> Task prompt: Can you reproduce each of the rows below verbatim, changing nothing?

Labeled region entries:
↓
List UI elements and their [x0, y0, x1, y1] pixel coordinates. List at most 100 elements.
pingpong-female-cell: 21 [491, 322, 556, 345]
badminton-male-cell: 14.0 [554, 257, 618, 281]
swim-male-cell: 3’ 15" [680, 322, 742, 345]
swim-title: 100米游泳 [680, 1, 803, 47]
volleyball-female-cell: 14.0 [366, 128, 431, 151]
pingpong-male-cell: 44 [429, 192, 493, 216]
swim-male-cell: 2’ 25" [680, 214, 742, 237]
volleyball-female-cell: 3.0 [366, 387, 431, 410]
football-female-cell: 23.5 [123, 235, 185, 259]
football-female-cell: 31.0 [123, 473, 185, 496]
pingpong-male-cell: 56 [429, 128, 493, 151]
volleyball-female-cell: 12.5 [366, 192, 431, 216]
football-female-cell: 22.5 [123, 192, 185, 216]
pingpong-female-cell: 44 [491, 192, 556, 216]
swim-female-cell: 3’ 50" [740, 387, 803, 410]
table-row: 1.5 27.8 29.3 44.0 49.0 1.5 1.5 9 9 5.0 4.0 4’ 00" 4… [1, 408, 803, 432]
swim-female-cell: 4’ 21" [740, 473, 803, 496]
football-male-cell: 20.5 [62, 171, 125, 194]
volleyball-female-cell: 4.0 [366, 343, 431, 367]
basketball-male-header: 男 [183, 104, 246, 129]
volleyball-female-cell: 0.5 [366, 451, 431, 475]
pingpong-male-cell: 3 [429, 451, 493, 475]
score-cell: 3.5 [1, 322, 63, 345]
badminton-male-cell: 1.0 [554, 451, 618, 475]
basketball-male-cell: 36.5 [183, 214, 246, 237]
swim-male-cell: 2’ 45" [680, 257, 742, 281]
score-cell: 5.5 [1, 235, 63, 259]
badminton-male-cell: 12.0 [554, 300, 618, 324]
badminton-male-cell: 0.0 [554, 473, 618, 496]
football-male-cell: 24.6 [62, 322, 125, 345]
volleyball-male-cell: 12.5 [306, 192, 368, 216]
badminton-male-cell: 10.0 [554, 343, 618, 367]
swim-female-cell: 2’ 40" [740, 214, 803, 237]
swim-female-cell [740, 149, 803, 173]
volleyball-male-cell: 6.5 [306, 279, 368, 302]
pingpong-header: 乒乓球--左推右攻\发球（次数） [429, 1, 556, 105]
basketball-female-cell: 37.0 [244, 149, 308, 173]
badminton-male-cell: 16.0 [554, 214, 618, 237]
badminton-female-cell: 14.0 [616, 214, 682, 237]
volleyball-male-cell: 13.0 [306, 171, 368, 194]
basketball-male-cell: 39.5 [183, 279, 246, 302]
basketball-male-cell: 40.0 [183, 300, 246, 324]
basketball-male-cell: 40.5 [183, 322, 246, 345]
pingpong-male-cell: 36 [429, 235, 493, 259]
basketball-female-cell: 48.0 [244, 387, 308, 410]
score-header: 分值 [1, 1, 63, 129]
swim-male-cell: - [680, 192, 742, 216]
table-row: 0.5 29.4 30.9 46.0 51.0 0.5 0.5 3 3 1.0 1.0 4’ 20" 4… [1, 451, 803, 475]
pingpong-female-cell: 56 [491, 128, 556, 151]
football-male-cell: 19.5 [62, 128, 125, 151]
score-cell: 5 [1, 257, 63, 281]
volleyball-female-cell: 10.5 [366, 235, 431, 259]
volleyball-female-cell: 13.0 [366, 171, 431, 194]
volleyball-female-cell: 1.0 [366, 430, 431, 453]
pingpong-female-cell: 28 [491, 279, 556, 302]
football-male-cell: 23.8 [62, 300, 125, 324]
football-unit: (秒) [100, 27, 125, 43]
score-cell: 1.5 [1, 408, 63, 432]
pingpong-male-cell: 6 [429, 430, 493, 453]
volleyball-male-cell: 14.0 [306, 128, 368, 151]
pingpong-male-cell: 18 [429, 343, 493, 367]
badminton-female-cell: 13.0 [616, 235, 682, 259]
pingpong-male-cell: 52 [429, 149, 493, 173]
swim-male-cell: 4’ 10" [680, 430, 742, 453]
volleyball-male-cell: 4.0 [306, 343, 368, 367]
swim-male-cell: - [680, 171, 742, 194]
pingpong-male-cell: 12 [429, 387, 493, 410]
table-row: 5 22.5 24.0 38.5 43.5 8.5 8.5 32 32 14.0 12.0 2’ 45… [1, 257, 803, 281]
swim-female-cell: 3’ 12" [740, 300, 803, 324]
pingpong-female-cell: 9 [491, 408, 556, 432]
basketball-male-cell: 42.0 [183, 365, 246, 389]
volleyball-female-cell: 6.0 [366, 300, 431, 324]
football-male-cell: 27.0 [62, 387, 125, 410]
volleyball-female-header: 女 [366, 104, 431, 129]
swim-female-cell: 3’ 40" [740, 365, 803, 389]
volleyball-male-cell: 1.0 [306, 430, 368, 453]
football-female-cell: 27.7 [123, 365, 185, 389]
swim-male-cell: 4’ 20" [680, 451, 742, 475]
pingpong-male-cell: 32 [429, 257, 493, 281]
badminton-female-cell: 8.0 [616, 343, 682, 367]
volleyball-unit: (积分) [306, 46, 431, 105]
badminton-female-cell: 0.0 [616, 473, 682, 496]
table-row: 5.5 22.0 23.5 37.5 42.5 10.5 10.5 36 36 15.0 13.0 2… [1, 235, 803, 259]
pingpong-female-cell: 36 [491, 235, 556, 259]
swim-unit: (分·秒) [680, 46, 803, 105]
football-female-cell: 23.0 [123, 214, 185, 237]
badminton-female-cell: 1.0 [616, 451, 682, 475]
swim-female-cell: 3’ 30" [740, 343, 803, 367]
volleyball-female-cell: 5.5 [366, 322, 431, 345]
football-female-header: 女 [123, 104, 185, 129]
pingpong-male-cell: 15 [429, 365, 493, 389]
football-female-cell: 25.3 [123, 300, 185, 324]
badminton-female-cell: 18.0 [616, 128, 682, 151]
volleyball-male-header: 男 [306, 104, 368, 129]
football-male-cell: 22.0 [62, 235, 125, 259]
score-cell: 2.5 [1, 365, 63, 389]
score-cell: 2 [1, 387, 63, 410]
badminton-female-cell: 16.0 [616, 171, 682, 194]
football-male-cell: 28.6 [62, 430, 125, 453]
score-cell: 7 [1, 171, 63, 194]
↑
> Worked solution:
List UI elements and their [x0, y0, x1, y1] pixel coordinates. List at most 100 elements.
pingpong-female-cell: 21 [491, 322, 556, 345]
badminton-male-cell: 14.0 [554, 257, 618, 281]
swim-male-cell: 3’ 15" [680, 322, 742, 345]
swim-title: 100米游泳 [680, 1, 803, 47]
volleyball-female-cell: 14.0 [366, 128, 431, 151]
pingpong-male-cell: 44 [429, 192, 493, 216]
swim-male-cell: 2’ 25" [680, 214, 742, 237]
volleyball-female-cell: 3.0 [366, 387, 431, 410]
football-female-cell: 23.5 [123, 235, 185, 259]
football-female-cell: 31.0 [123, 473, 185, 496]
pingpong-male-cell: 56 [429, 128, 493, 151]
volleyball-female-cell: 12.5 [366, 192, 431, 216]
football-female-cell: 22.5 [123, 192, 185, 216]
pingpong-female-cell: 44 [491, 192, 556, 216]
swim-female-cell: 3’ 50" [740, 387, 803, 410]
table-row: 1.5 27.8 29.3 44.0 49.0 1.5 1.5 9 9 5.0 4.0 4’ 00" 4… [1, 408, 803, 432]
swim-female-cell: 4’ 21" [740, 473, 803, 496]
football-male-cell: 20.5 [62, 171, 125, 194]
volleyball-female-cell: 4.0 [366, 343, 431, 367]
basketball-male-header: 男 [183, 104, 246, 129]
volleyball-female-cell: 0.5 [366, 451, 431, 475]
pingpong-male-cell: 3 [429, 451, 493, 475]
score-cell: 3.5 [1, 322, 63, 345]
badminton-male-cell: 1.0 [554, 451, 618, 475]
basketball-male-cell: 36.5 [183, 214, 246, 237]
swim-male-cell: 2’ 45" [680, 257, 742, 281]
score-cell: 5.5 [1, 235, 63, 259]
badminton-male-cell: 12.0 [554, 300, 618, 324]
badminton-male-cell: 0.0 [554, 473, 618, 496]
football-male-cell: 24.6 [62, 322, 125, 345]
volleyball-male-cell: 12.5 [306, 192, 368, 216]
badminton-male-cell: 10.0 [554, 343, 618, 367]
swim-female-cell: 2’ 40" [740, 214, 803, 237]
swim-female-cell [740, 149, 803, 173]
volleyball-male-cell: 6.5 [306, 279, 368, 302]
pingpong-header: 乒乓球--左推右攻\发球（次数） [429, 1, 556, 105]
basketball-female-cell: 37.0 [244, 149, 308, 173]
badminton-male-cell: 16.0 [554, 214, 618, 237]
badminton-female-cell: 14.0 [616, 214, 682, 237]
volleyball-male-cell: 13.0 [306, 171, 368, 194]
basketball-male-cell: 39.5 [183, 279, 246, 302]
basketball-male-cell: 40.0 [183, 300, 246, 324]
basketball-male-cell: 40.5 [183, 322, 246, 345]
pingpong-male-cell: 36 [429, 235, 493, 259]
basketball-female-cell: 48.0 [244, 387, 308, 410]
score-header: 分值 [1, 1, 63, 129]
swim-male-cell: - [680, 192, 742, 216]
table-row: 0.5 29.4 30.9 46.0 51.0 0.5 0.5 3 3 1.0 1.0 4’ 20" 4… [1, 451, 803, 475]
pingpong-female-cell: 56 [491, 128, 556, 151]
football-male-cell: 19.5 [62, 128, 125, 151]
score-cell: 5 [1, 257, 63, 281]
volleyball-female-cell: 10.5 [366, 235, 431, 259]
volleyball-female-cell: 13.0 [366, 171, 431, 194]
volleyball-female-cell: 1.0 [366, 430, 431, 453]
pingpong-female-cell: 28 [491, 279, 556, 302]
football-male-cell: 23.8 [62, 300, 125, 324]
football-unit: (秒) [100, 27, 125, 43]
score-cell: 1.5 [1, 408, 63, 432]
pingpong-male-cell: 6 [429, 430, 493, 453]
volleyball-male-cell: 14.0 [306, 128, 368, 151]
pingpong-male-cell: 18 [429, 343, 493, 367]
badminton-female-cell: 13.0 [616, 235, 682, 259]
pingpong-male-cell: 52 [429, 149, 493, 173]
swim-male-cell: 4’ 10" [680, 430, 742, 453]
volleyball-male-cell: 4.0 [306, 343, 368, 367]
swim-male-cell: - [680, 171, 742, 194]
pingpong-male-cell: 12 [429, 387, 493, 410]
table-row: 5 22.5 24.0 38.5 43.5 8.5 8.5 32 32 14.0 12.0 2’ 45… [1, 257, 803, 281]
swim-female-cell: 3’ 12" [740, 300, 803, 324]
pingpong-female-cell: 9 [491, 408, 556, 432]
basketball-male-cell: 42.0 [183, 365, 246, 389]
volleyball-female-cell: 6.0 [366, 300, 431, 324]
football-male-cell: 27.0 [62, 387, 125, 410]
volleyball-female-header: 女 [366, 104, 431, 129]
swim-female-cell: 3’ 40" [740, 365, 803, 389]
volleyball-male-cell: 1.0 [306, 430, 368, 453]
football-female-cell: 27.7 [123, 365, 185, 389]
swim-male-cell: 4’ 20" [680, 451, 742, 475]
pingpong-male-cell: 32 [429, 257, 493, 281]
badminton-female-cell: 8.0 [616, 343, 682, 367]
volleyball-unit: (积分) [306, 46, 431, 105]
badminton-female-cell: 0.0 [616, 473, 682, 496]
table-row: 5.5 22.0 23.5 37.5 42.5 10.5 10.5 36 36 15.0 13.0 2… [1, 235, 803, 259]
pingpong-female-cell: 36 [491, 235, 556, 259]
swim-unit: (分·秒) [680, 46, 803, 105]
football-female-cell: 23.0 [123, 214, 185, 237]
badminton-female-cell: 1.0 [616, 451, 682, 475]
swim-female-cell: 3’ 30" [740, 343, 803, 367]
volleyball-female-cell: 5.5 [366, 322, 431, 345]
football-female-header: 女 [123, 104, 185, 129]
pingpong-male-cell: 15 [429, 365, 493, 389]
football-female-cell: 25.3 [123, 300, 185, 324]
badminton-female-cell: 18.0 [616, 128, 682, 151]
volleyball-male-header: 男 [306, 104, 368, 129]
football-male-cell: 22.0 [62, 235, 125, 259]
score-cell: 2.5 [1, 365, 63, 389]
score-cell: 2 [1, 387, 63, 410]
badminton-female-cell: 16.0 [616, 171, 682, 194]
football-male-cell: 28.6 [62, 430, 125, 453]
score-cell: 7 [1, 171, 63, 194]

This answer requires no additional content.